## The request
Pick out each line with the word "unit" from the material that follows.

## Extracted entries

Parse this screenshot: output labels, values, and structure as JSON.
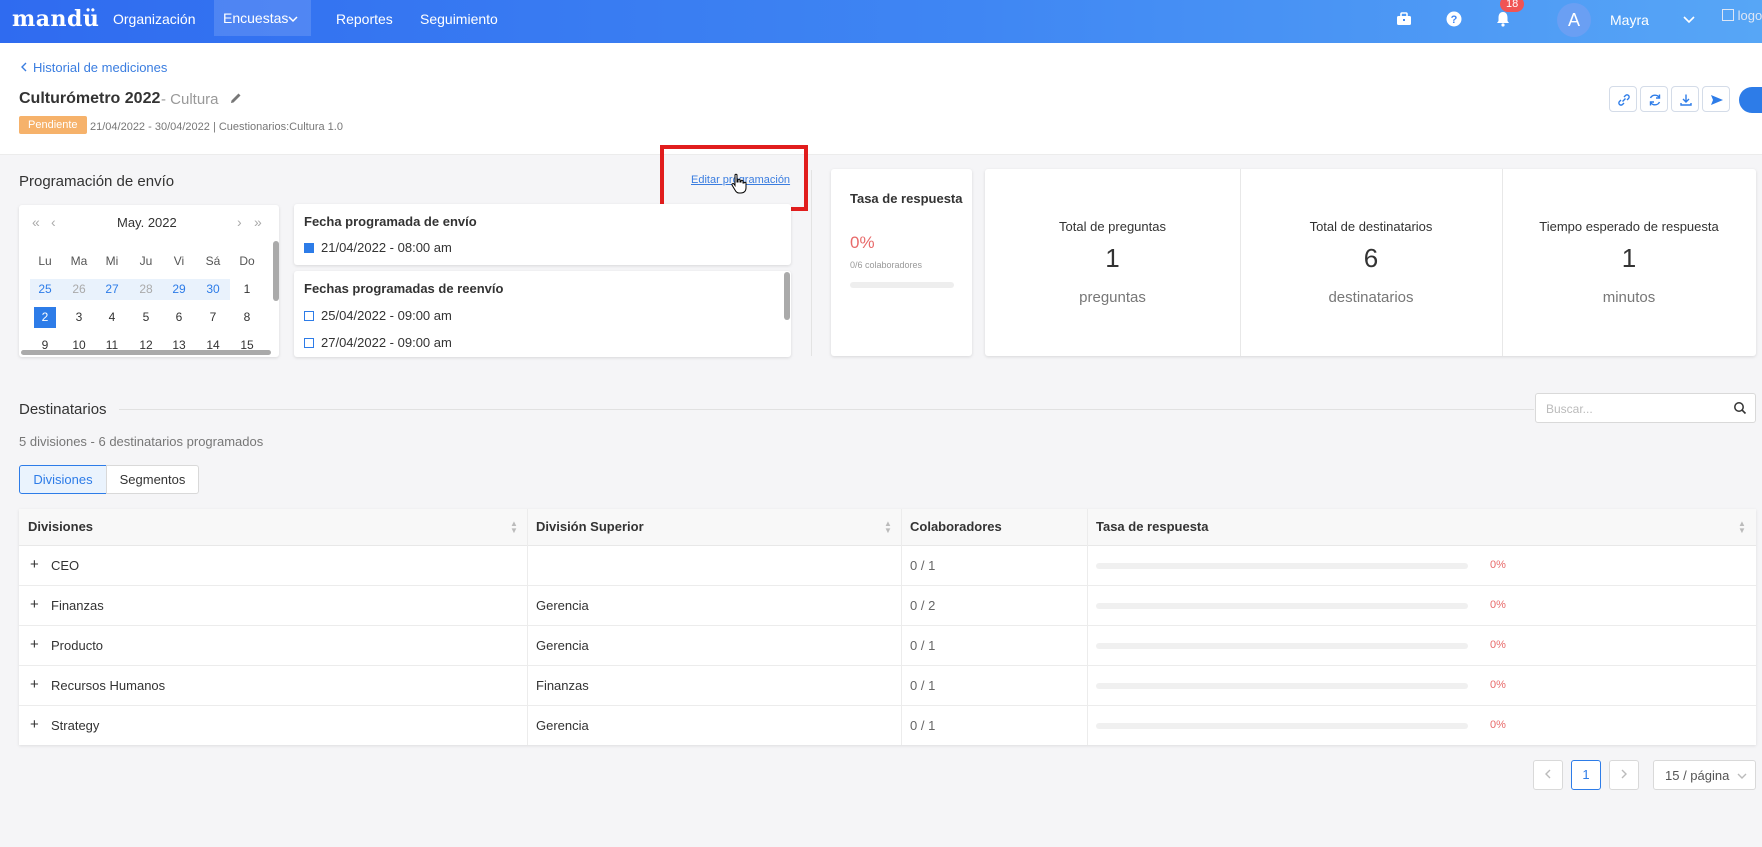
{
  "nav": {
    "brand": "mandü",
    "items": [
      {
        "label": "Organización"
      },
      {
        "label": "Encuestas"
      },
      {
        "label": "Reportes"
      },
      {
        "label": "Seguimiento"
      }
    ],
    "notifications_count": "18",
    "avatar_initial": "A",
    "user_name": "Mayra",
    "logo_alt": "logo"
  },
  "header": {
    "back_label": "Historial de mediciones",
    "title": "Culturómetro 2022",
    "subtitle": "- Cultura",
    "status": "Pendiente",
    "meta": "21/04/2022 - 30/04/2022 | Cuestionarios:Cultura 1.0"
  },
  "schedule": {
    "title": "Programación de envío",
    "edit_label": "Editar programación",
    "calendar": {
      "month_label": "May.  2022",
      "weekdays": [
        "Lu",
        "Ma",
        "Mi",
        "Ju",
        "Vi",
        "Sá",
        "Do"
      ],
      "rows": [
        [
          "25",
          "26",
          "27",
          "28",
          "29",
          "30",
          "1"
        ],
        [
          "2",
          "3",
          "4",
          "5",
          "6",
          "7",
          "8"
        ],
        [
          "9",
          "10",
          "11",
          "12",
          "13",
          "14",
          "15"
        ]
      ],
      "selected_day": "2"
    },
    "send_card": {
      "title": "Fecha programada de envío",
      "dates": [
        "21/04/2022 - 08:00 am"
      ]
    },
    "resend_card": {
      "title": "Fechas programadas de reenvío",
      "dates": [
        "25/04/2022 - 09:00 am",
        "27/04/2022 - 09:00 am"
      ]
    }
  },
  "response_rate": {
    "title": "Tasa de respuesta",
    "value": "0%",
    "detail": "0/6 colaboradores",
    "progress": 0
  },
  "stats": [
    {
      "label": "Total de preguntas",
      "value": "1",
      "unit": "preguntas"
    },
    {
      "label": "Total de destinatarios",
      "value": "6",
      "unit": "destinatarios"
    },
    {
      "label": "Tiempo esperado de respuesta",
      "value": "1",
      "unit": "minutos"
    }
  ],
  "recipients": {
    "title": "Destinatarios",
    "search_placeholder": "Buscar...",
    "summary": "5 divisiones - 6 destinatarios programados",
    "tabs": [
      {
        "label": "Divisiones"
      },
      {
        "label": "Segmentos"
      }
    ],
    "columns": [
      "Divisiones",
      "División Superior",
      "Colaboradores",
      "Tasa de respuesta"
    ],
    "rows": [
      {
        "division": "CEO",
        "parent": "",
        "collaborators": "0 / 1",
        "rate": "0%",
        "progress": 0
      },
      {
        "division": "Finanzas",
        "parent": "Gerencia",
        "collaborators": "0 / 2",
        "rate": "0%",
        "progress": 0
      },
      {
        "division": "Producto",
        "parent": "Gerencia",
        "collaborators": "0 / 1",
        "rate": "0%",
        "progress": 0
      },
      {
        "division": "Recursos Humanos",
        "parent": "Finanzas",
        "collaborators": "0 / 1",
        "rate": "0%",
        "progress": 0
      },
      {
        "division": "Strategy",
        "parent": "Gerencia",
        "collaborators": "0 / 1",
        "rate": "0%",
        "progress": 0
      }
    ]
  },
  "pagination": {
    "current_page": "1",
    "page_size": "15 / página"
  },
  "colors": {
    "primary": "#2d7ce8",
    "warning": "#f6b26b",
    "danger": "#e86a6a",
    "highlight": "#e11d1d"
  }
}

## Task answer
      "unit": "preguntas"
      "unit": "destinatarios"
      "unit": "minutos"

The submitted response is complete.